◆ Task requirements
Copy each line containing the word "screenshot" from the records that follow, please.

◆ Record extracts
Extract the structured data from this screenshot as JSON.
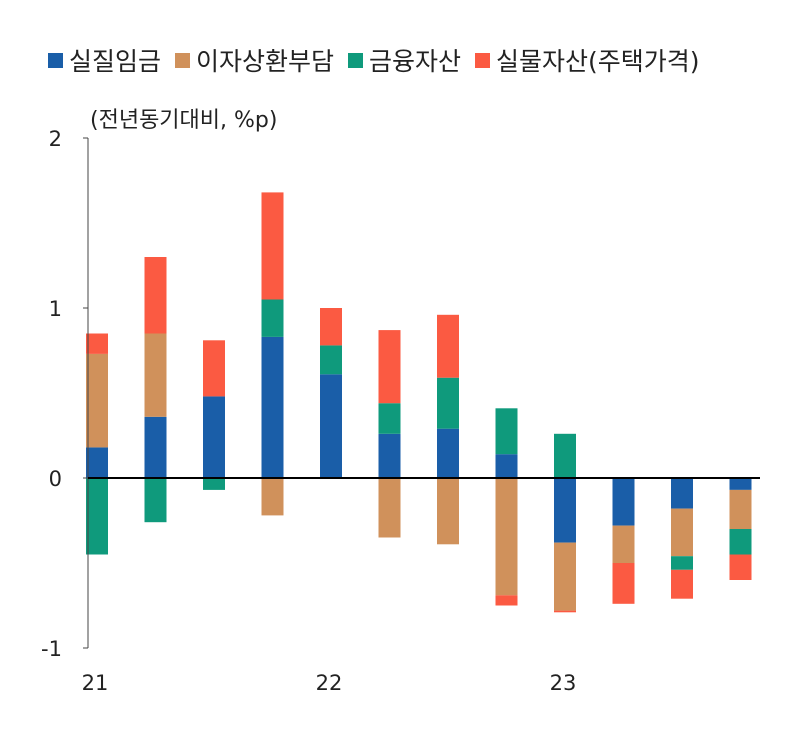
{
  "chart_data": {
    "type": "bar",
    "stacked": true,
    "unit_label": "(전년동기대비, %p)",
    "categories": [
      "21Q1",
      "21Q2",
      "21Q3",
      "21Q4",
      "22Q1",
      "22Q2",
      "22Q3",
      "22Q4",
      "23Q1",
      "23Q2",
      "23Q3",
      "23Q4"
    ],
    "x_tick_labels": [
      {
        "index": 0,
        "label": "21"
      },
      {
        "index": 4,
        "label": "22"
      },
      {
        "index": 8,
        "label": "23"
      }
    ],
    "y_ticks": [
      "2",
      "1",
      "0",
      "-1"
    ],
    "ylim": [
      -1,
      2
    ],
    "grid": false,
    "legend_position": "top",
    "series": [
      {
        "name": "실질임금",
        "color": "#1a5ea8",
        "values": [
          0.18,
          0.36,
          0.48,
          0.83,
          0.61,
          0.26,
          0.29,
          0.14,
          -0.38,
          -0.28,
          -0.18,
          -0.07
        ]
      },
      {
        "name": "이자상환부담",
        "color": "#d0915b",
        "values": [
          0.55,
          0.49,
          0,
          -0.22,
          0,
          -0.35,
          -0.39,
          -0.69,
          -0.4,
          -0.22,
          -0.28,
          -0.23
        ]
      },
      {
        "name": "금융자산",
        "color": "#0f9a7c",
        "values": [
          -0.45,
          -0.26,
          -0.07,
          0.22,
          0.17,
          0.18,
          0.3,
          0.27,
          0.26,
          0,
          -0.08,
          -0.15
        ]
      },
      {
        "name": "실물자산(주택가격)",
        "color": "#fb5a42",
        "values": [
          0.12,
          0.45,
          0.33,
          0.63,
          0.22,
          0.43,
          0.37,
          -0.06,
          -0.01,
          -0.24,
          -0.17,
          -0.15
        ]
      }
    ]
  }
}
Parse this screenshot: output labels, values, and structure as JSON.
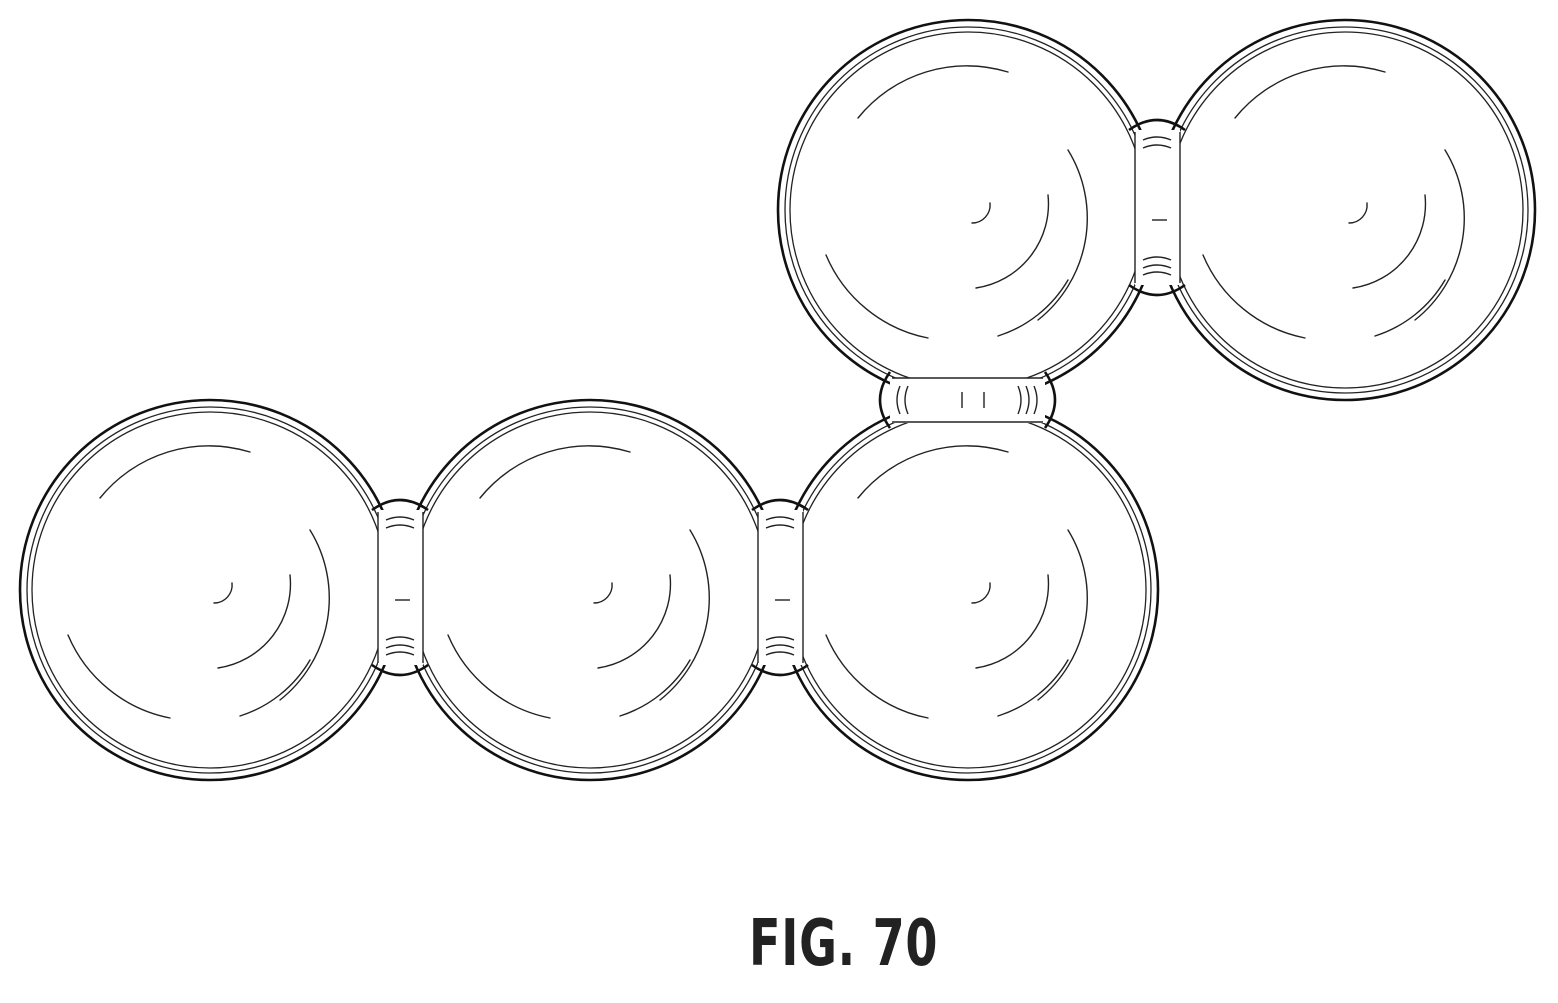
{
  "figure": {
    "label": "FIG. 70"
  }
}
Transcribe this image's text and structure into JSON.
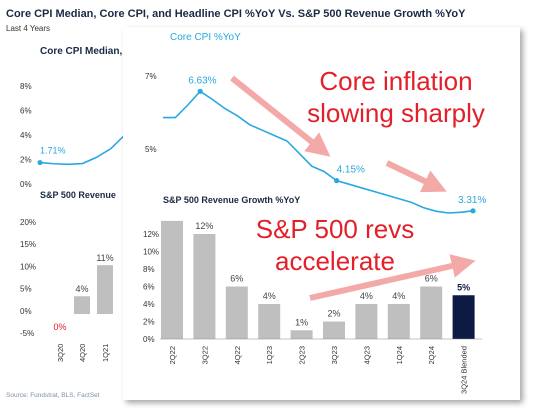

◆ Answer to the task
Extract the structured data from this screenshot as JSON.
Parse this screenshot: output labels, values, and structure as JSON.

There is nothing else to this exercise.